EXCERPT PROVIDED.
-- start --

On November 23, 2023, the Ontario Chamber of Commerce (OCC) and the Canadian Council for Aboriginal Business (CCAB) published a report called Sharing Prosperity: An Introduction to Building Relationships for Economic Reconciliation in Ontario.
The report is a response to the Truth and Reconciliation Commission’s 92nd Call to Action, which declares, “We call upon the corporate sector in Canada to adopt the United Nations Declaration on the Rights of Indigenous Peoples as a reconciliation framework and to apply its principles, norms, and standards to corporate policy and core operational activities involving Indigenous peoples and their lands and resources.”
The report is designed to guide non-Indigenous-led businesses in Ontario to work toward economic reconciliation, including recommendations on working with Indigenous-led businesses, employing Indigenous staff, cultural competency initiatives, and respecting Indigenous nations and treaty rights.

-- end --

DIRECTIVE.
Answer these from the passage on the Sharing Prosperity report:
(a) Which two organizations published the report, and on what date?
(b) Which of the Truth and Reconciliation Commission's Calls to Action does the report respond to?
(c) What kind of businesses in Ontario is the report meant to guide?

EXTRACTED INFORMATION.
-- start --

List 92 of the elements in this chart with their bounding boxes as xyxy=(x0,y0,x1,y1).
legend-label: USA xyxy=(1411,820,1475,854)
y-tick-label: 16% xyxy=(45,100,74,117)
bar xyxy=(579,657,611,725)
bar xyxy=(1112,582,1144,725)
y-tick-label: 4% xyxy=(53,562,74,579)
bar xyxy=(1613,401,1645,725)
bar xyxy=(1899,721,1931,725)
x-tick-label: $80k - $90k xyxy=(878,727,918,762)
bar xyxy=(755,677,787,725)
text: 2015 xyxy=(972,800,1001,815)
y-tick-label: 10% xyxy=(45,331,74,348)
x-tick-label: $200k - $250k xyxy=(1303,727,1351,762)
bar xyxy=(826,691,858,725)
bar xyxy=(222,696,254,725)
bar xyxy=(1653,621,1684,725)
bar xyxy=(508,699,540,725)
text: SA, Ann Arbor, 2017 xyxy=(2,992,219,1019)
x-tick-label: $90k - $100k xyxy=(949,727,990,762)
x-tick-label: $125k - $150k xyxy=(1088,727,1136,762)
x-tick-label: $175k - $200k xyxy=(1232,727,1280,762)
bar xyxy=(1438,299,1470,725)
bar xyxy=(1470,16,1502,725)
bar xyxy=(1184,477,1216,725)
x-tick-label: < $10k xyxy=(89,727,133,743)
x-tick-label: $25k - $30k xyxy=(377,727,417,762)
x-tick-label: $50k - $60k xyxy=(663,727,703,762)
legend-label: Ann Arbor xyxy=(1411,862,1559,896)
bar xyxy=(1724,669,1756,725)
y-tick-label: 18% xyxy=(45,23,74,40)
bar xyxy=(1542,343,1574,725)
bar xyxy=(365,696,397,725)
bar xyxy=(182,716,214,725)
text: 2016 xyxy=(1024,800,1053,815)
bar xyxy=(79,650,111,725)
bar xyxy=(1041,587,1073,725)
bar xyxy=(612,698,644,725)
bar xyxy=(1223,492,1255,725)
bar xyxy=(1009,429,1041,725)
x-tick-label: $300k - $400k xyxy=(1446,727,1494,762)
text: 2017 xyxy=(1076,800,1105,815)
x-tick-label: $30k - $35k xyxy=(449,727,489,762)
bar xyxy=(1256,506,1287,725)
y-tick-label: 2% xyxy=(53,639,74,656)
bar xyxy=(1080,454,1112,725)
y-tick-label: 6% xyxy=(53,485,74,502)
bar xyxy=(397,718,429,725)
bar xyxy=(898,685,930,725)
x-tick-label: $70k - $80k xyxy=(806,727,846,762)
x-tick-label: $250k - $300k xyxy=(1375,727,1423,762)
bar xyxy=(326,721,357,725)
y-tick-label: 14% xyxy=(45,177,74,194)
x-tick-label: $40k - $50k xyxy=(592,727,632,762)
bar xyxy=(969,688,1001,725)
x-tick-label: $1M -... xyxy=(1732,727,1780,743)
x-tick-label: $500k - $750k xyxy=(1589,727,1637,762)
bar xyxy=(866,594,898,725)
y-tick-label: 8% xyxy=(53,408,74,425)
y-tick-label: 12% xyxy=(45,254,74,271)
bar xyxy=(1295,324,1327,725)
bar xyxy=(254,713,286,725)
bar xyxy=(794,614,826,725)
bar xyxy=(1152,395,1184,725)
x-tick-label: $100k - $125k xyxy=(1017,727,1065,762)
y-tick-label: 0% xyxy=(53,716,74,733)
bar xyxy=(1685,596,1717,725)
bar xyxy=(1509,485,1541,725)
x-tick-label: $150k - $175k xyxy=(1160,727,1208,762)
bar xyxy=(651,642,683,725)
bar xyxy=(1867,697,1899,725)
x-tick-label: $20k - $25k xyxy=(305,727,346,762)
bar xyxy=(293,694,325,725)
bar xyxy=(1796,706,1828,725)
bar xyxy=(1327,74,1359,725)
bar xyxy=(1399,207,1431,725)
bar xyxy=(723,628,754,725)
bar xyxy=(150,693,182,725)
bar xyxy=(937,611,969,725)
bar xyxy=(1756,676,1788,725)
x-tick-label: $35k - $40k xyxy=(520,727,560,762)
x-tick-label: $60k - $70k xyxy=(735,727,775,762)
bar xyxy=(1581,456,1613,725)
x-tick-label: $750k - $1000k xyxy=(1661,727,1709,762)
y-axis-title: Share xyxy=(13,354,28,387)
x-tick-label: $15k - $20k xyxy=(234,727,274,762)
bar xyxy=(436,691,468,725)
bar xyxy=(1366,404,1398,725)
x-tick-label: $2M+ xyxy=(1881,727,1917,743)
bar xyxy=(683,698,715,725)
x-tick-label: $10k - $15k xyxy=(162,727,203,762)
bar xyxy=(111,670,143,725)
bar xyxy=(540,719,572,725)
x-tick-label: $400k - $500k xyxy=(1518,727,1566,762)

-- end --

THE RESULT.
(a) The Ontario Chamber of Commerce (OCC) and the Canadian Council for Aboriginal Business (CCAB) published it on November 23, 2023.
(b) The 92nd Call to Action.
(c) Non-Indigenous-led businesses.